AIM OF THE TASK |
Examine the records and identify each line that includes the string "text". Copy those lines.

GIVEN DATA |
◆ ◆ ◆

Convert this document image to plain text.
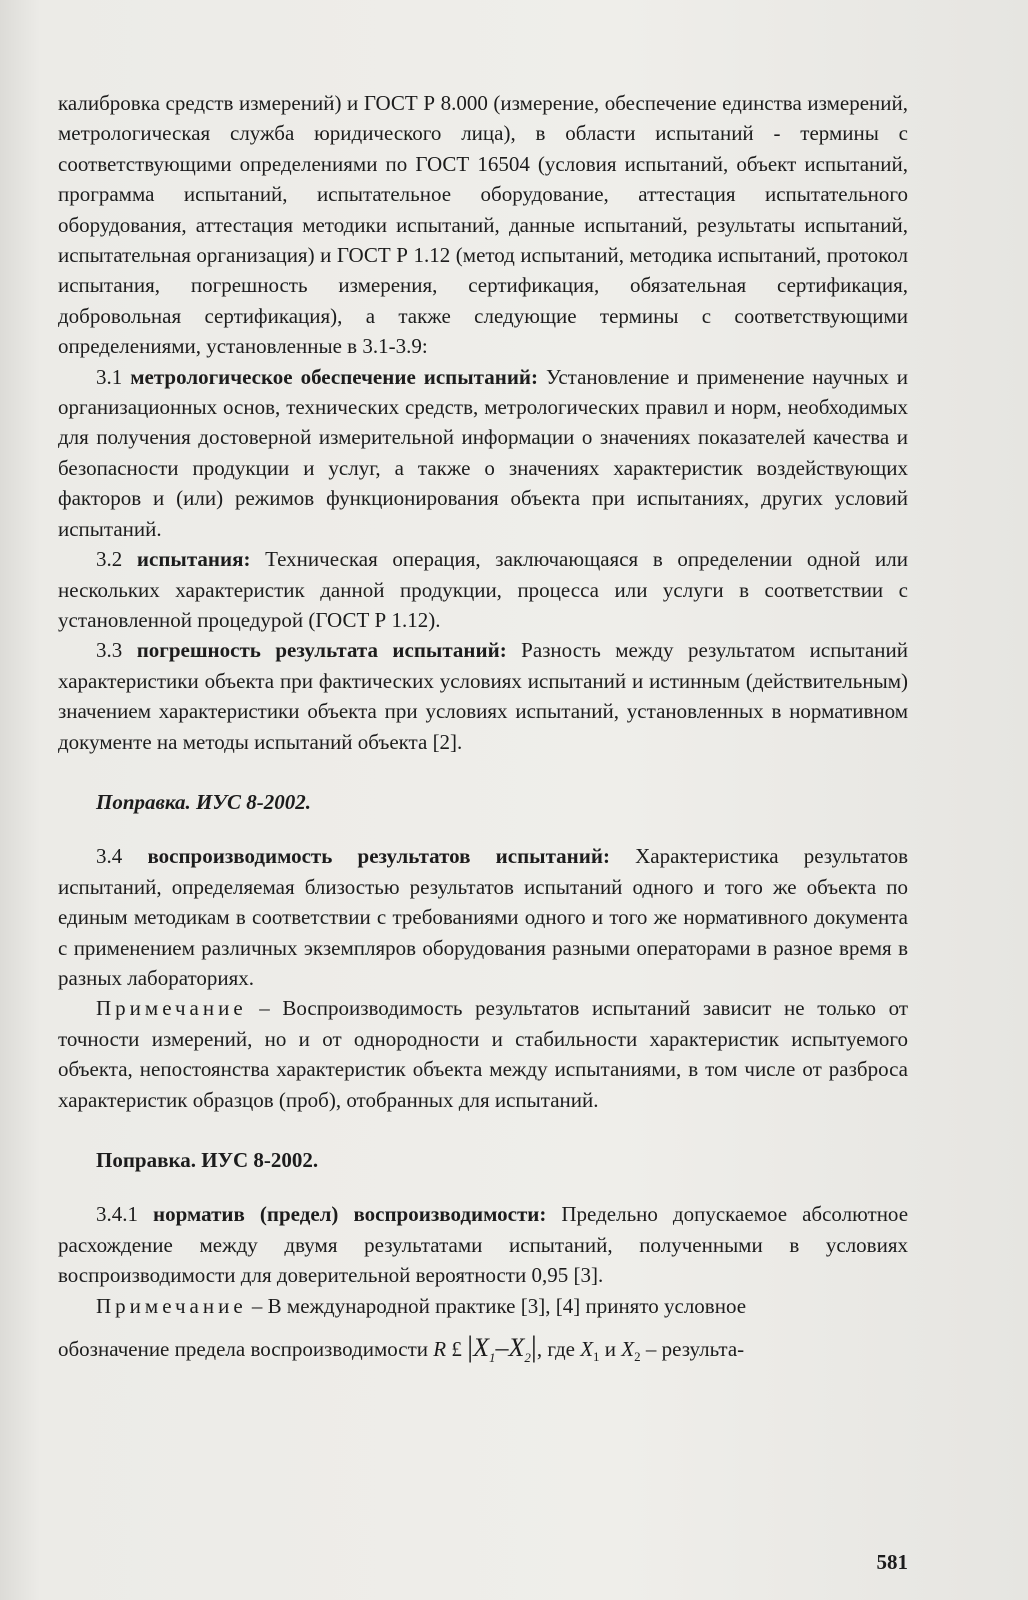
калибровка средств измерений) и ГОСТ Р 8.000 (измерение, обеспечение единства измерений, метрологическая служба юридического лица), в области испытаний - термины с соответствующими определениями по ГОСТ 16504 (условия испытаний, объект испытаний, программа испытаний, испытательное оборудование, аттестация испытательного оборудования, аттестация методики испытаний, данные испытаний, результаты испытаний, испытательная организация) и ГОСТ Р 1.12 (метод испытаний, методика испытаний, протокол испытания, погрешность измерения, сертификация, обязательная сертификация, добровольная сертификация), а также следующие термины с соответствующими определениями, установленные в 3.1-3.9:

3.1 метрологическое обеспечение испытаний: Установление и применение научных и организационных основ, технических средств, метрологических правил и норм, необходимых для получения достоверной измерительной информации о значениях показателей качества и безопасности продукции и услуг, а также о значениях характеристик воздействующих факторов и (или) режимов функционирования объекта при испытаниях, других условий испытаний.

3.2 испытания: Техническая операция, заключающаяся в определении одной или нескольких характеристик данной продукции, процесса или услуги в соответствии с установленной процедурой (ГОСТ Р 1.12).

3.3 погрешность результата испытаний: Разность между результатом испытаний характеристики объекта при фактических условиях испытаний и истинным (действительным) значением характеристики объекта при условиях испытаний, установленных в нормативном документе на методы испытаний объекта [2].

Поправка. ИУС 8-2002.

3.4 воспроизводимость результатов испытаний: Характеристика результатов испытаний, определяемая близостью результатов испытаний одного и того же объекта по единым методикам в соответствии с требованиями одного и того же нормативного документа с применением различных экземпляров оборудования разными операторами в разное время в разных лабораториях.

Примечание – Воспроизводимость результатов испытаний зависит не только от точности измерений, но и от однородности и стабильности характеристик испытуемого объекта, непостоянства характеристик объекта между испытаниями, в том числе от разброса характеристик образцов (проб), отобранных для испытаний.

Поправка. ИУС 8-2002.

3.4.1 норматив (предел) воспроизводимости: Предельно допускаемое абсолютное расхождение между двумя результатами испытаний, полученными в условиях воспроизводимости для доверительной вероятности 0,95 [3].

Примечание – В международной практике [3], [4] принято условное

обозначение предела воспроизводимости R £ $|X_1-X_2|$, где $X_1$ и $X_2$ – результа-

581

◆ ◆ ◆

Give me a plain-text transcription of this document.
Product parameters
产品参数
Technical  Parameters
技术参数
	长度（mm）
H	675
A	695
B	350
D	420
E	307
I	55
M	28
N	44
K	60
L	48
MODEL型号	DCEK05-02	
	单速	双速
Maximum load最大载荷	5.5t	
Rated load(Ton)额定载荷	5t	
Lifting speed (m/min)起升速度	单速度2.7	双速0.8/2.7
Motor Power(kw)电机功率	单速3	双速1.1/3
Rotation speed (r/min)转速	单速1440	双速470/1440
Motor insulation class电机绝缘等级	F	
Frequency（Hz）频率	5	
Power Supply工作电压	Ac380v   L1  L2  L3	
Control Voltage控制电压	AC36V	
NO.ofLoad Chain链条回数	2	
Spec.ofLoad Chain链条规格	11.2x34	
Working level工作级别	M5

◆ ◆ ◆

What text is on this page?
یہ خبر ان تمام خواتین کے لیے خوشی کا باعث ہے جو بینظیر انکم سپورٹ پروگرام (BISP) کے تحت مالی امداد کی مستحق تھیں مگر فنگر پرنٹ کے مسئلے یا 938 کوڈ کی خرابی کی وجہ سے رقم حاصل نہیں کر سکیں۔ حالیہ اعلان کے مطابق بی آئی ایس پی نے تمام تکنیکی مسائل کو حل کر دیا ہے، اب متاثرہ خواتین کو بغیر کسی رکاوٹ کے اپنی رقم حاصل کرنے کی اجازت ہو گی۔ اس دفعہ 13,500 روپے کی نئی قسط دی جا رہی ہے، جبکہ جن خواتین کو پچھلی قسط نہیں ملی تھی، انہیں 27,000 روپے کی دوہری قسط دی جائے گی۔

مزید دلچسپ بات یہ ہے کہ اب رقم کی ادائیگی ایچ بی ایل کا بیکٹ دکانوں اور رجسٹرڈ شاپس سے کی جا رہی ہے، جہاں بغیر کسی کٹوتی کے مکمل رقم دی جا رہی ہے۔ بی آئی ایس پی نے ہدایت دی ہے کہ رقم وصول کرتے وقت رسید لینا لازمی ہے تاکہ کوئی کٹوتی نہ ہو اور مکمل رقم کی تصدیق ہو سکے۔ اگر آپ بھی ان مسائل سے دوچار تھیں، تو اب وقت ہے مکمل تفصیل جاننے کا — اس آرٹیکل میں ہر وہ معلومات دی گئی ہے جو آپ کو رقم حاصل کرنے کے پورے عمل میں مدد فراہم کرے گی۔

◆ ◆ ◆

RESPONSE |
Convert this document image to plain text.
Give me a plain-text transcription of this document.
What text is on this page?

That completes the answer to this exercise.